··· Dataset records

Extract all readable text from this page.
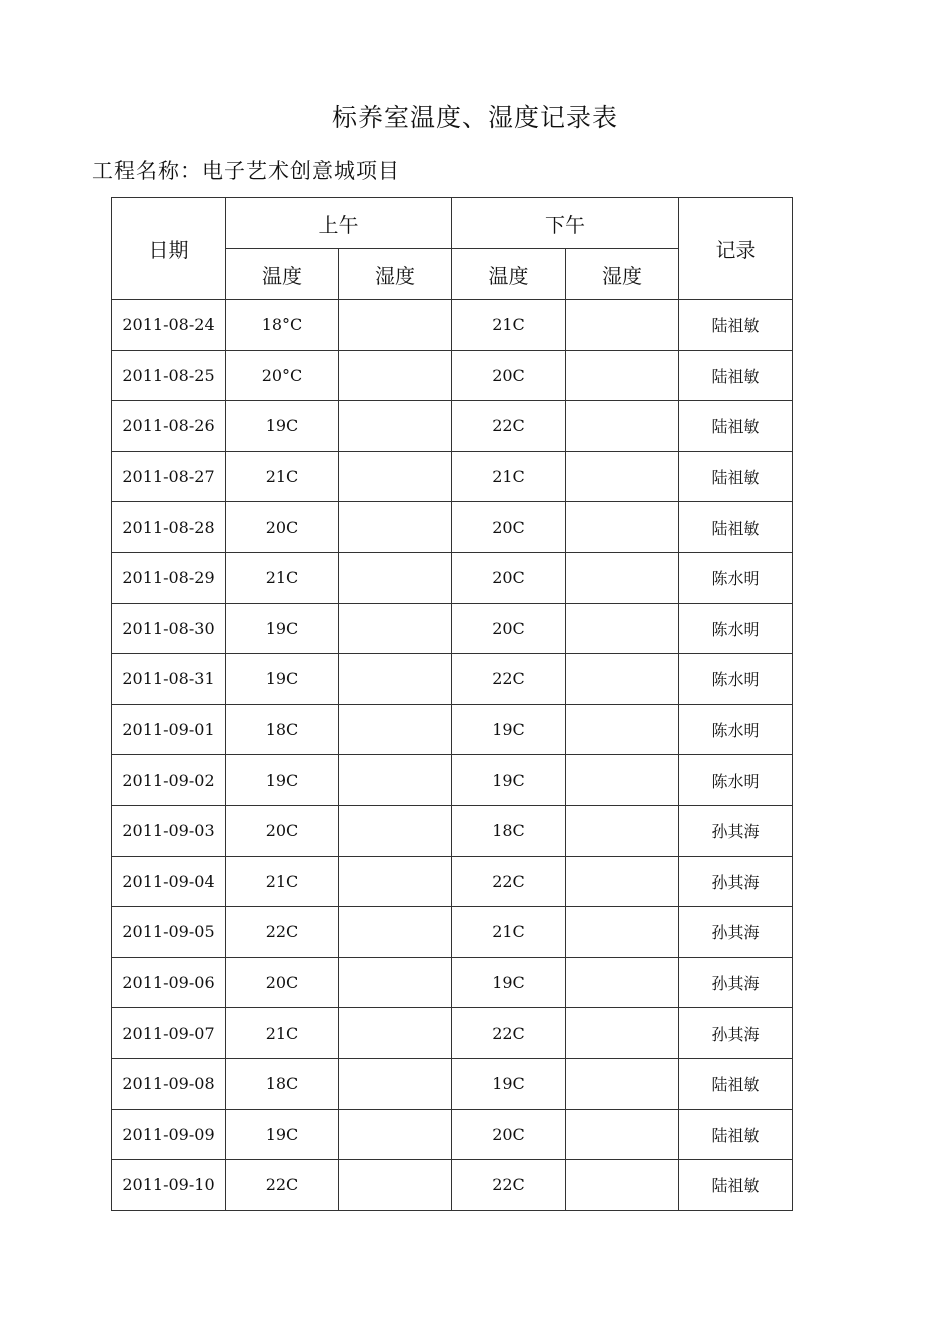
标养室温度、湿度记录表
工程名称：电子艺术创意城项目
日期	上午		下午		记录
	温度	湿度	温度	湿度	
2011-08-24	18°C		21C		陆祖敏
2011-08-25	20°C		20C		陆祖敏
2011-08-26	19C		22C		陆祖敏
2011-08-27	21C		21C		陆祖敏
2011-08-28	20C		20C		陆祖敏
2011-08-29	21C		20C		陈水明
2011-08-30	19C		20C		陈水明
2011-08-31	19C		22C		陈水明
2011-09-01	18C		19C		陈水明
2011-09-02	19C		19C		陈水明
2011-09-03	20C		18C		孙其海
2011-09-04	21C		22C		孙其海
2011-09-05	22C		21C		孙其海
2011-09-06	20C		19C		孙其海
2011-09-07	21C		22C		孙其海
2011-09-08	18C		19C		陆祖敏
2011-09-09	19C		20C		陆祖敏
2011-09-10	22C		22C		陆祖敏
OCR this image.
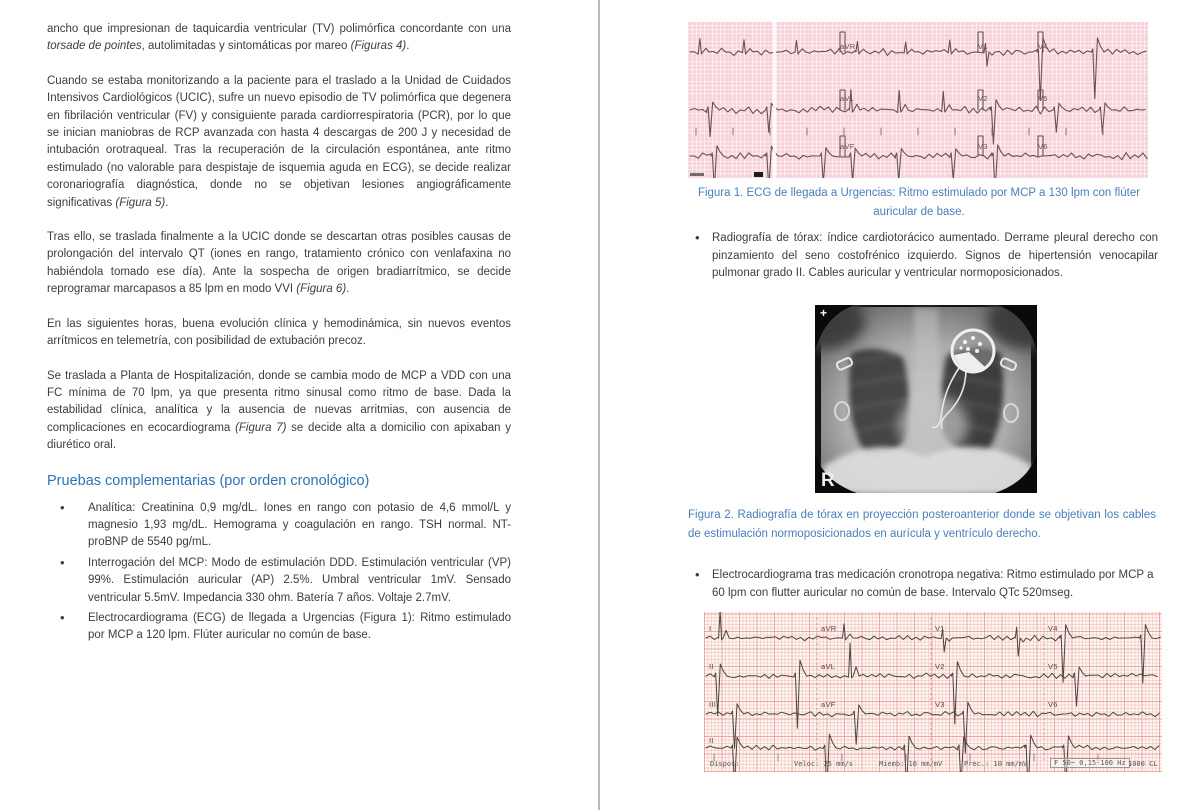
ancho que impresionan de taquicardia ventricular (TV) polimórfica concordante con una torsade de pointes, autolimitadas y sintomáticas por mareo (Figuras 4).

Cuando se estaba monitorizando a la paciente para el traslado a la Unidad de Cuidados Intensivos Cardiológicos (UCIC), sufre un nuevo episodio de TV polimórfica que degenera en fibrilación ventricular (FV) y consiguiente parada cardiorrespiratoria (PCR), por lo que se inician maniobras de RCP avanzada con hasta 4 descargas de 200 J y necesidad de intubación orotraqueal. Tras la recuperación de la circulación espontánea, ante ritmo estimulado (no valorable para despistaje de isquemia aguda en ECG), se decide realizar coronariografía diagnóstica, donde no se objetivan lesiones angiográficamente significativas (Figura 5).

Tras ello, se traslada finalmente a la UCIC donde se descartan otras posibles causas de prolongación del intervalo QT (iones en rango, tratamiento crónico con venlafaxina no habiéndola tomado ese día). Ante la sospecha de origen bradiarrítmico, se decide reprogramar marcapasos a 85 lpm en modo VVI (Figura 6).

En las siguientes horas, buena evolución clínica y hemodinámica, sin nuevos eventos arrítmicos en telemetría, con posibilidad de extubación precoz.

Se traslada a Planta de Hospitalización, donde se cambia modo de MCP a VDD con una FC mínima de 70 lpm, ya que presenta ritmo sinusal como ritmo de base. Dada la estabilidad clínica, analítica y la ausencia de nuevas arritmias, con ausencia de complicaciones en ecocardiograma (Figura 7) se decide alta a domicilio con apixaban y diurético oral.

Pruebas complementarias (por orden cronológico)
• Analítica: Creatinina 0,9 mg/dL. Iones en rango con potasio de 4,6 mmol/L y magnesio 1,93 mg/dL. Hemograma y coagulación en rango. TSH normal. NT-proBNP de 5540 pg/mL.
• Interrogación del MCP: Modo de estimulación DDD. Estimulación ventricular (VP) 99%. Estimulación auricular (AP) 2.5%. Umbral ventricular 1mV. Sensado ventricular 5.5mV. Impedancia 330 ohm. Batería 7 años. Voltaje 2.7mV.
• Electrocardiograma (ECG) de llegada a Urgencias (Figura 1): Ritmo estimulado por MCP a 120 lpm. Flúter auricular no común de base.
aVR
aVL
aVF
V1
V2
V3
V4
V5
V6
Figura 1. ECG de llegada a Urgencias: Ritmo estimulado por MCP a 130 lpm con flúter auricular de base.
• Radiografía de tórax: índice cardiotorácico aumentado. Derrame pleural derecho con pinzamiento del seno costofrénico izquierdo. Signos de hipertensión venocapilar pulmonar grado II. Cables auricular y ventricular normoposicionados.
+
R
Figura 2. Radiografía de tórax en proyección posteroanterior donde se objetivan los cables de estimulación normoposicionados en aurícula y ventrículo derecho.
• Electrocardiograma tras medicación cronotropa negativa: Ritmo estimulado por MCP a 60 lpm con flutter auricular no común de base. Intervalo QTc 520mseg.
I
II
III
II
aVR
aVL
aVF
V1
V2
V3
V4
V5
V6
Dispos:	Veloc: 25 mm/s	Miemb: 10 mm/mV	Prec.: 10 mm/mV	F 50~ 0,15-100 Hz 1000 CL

······

Look over the listing above. Pick out and copy every line that includes "llegada".

• Electrocardiograma (ECG) de llegada a Urgencias (Figura 1): Ritmo estimulado por MCP a 120 lpm. Flúter auricular no común de base.
Figura 1. ECG de llegada a Urgencias: Ritmo estimulado por MCP a 130 lpm con flúter auricular de base.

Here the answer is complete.